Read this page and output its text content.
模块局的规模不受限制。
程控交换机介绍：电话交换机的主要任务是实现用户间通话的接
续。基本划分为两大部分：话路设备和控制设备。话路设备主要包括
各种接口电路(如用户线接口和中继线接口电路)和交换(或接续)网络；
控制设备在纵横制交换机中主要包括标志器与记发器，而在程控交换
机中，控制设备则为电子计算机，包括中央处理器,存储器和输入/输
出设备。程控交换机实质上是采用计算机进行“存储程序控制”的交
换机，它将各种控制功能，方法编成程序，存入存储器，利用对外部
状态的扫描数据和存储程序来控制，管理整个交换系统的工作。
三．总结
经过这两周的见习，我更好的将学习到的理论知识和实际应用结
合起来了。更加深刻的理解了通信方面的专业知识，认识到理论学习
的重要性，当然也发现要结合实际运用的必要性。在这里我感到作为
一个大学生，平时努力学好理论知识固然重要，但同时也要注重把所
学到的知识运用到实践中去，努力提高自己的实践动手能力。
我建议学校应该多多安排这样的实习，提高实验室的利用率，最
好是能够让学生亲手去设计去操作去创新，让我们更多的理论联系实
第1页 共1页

## Requirements
Write out every record verbatim.

## Exercise solution
Read this page and output its text content.
模块局的规模不受限制。
程控交换机介绍：电话交换机的主要任务是实现用户间通话的接
续。基本划分为两大部分：话路设备和控制设备。话路设备主要包括
各种接口电路(如用户线接口和中继线接口电路)和交换(或接续)网络；
控制设备在纵横制交换机中主要包括标志器与记发器，而在程控交换
机中，控制设备则为电子计算机，包括中央处理器,存储器和输入/输
出设备。程控交换机实质上是采用计算机进行“存储程序控制”的交
换机，它将各种控制功能，方法编成程序，存入存储器，利用对外部
状态的扫描数据和存储程序来控制，管理整个交换系统的工作。
三．总结
经过这两周的见习，我更好的将学习到的理论知识和实际应用结
合起来了。更加深刻的理解了通信方面的专业知识，认识到理论学习
的重要性，当然也发现要结合实际运用的必要性。在这里我感到作为
一个大学生，平时努力学好理论知识固然重要，但同时也要注重把所
学到的知识运用到实践中去，努力提高自己的实践动手能力。
我建议学校应该多多安排这样的实习，提高实验室的利用率，最
好是能够让学生亲手去设计去操作去创新，让我们更多的理论联系实
第1页 共1页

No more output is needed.